## TASK TO COMPLETE
Print all entries word for word.

— Start of DATASET EXCERPTS —

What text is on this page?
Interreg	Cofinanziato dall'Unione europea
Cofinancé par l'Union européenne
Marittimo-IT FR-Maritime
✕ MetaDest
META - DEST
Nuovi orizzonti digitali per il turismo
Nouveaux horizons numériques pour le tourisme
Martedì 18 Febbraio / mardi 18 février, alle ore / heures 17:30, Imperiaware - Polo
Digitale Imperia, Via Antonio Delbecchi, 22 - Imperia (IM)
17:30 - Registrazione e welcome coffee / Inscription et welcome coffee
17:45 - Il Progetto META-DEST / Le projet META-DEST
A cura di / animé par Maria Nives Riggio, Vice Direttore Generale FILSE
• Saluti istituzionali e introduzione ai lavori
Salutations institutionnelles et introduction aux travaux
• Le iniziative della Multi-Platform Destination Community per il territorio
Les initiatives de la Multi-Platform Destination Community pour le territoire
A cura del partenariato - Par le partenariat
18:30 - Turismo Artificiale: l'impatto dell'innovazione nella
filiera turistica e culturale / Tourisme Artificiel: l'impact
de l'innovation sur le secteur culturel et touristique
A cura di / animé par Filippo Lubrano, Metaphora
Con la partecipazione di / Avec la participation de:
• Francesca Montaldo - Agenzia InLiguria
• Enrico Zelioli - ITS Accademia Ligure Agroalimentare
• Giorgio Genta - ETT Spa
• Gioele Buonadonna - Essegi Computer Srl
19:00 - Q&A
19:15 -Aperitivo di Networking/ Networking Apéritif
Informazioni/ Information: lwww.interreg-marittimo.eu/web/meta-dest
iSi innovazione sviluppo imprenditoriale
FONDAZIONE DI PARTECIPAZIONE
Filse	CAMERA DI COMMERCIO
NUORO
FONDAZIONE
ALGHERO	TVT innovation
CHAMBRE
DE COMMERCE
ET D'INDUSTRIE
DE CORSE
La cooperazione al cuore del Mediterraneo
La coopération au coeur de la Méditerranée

— End of DATASET EXCERPTS —

## RESPONSE TO THE EXERCISE
What text is on this page?
Interreg	Cofinanziato dall'Unione europea
Cofinancé par l'Union européenne
Marittimo-IT FR-Maritime
✕ MetaDest
META - DEST
Nuovi orizzonti digitali per il turismo
Nouveaux horizons numériques pour le tourisme
Martedì 18 Febbraio / mardi 18 février, alle ore / heures 17:30, Imperiaware - Polo
Digitale Imperia, Via Antonio Delbecchi, 22 - Imperia (IM)
17:30 - Registrazione e welcome coffee / Inscription et welcome coffee
17:45 - Il Progetto META-DEST / Le projet META-DEST
A cura di / animé par Maria Nives Riggio, Vice Direttore Generale FILSE
• Saluti istituzionali e introduzione ai lavori
Salutations institutionnelles et introduction aux travaux
• Le iniziative della Multi-Platform Destination Community per il territorio
Les initiatives de la Multi-Platform Destination Community pour le territoire
A cura del partenariato - Par le partenariat
18:30 - Turismo Artificiale: l'impatto dell'innovazione nella
filiera turistica e culturale / Tourisme Artificiel: l'impact
de l'innovation sur le secteur culturel et touristique
A cura di / animé par Filippo Lubrano, Metaphora
Con la partecipazione di / Avec la participation de:
• Francesca Montaldo - Agenzia InLiguria
• Enrico Zelioli - ITS Accademia Ligure Agroalimentare
• Giorgio Genta - ETT Spa
• Gioele Buonadonna - Essegi Computer Srl
19:00 - Q&A
19:15 -Aperitivo di Networking/ Networking Apéritif
Informazioni/ Information: lwww.interreg-marittimo.eu/web/meta-dest
iSi innovazione sviluppo imprenditoriale
FONDAZIONE DI PARTECIPAZIONE
Filse	CAMERA DI COMMERCIO
NUORO
FONDAZIONE
ALGHERO	TVT innovation
CHAMBRE
DE COMMERCE
ET D'INDUSTRIE
DE CORSE
La cooperazione al cuore del Mediterraneo
La coopération au coeur de la Méditerranée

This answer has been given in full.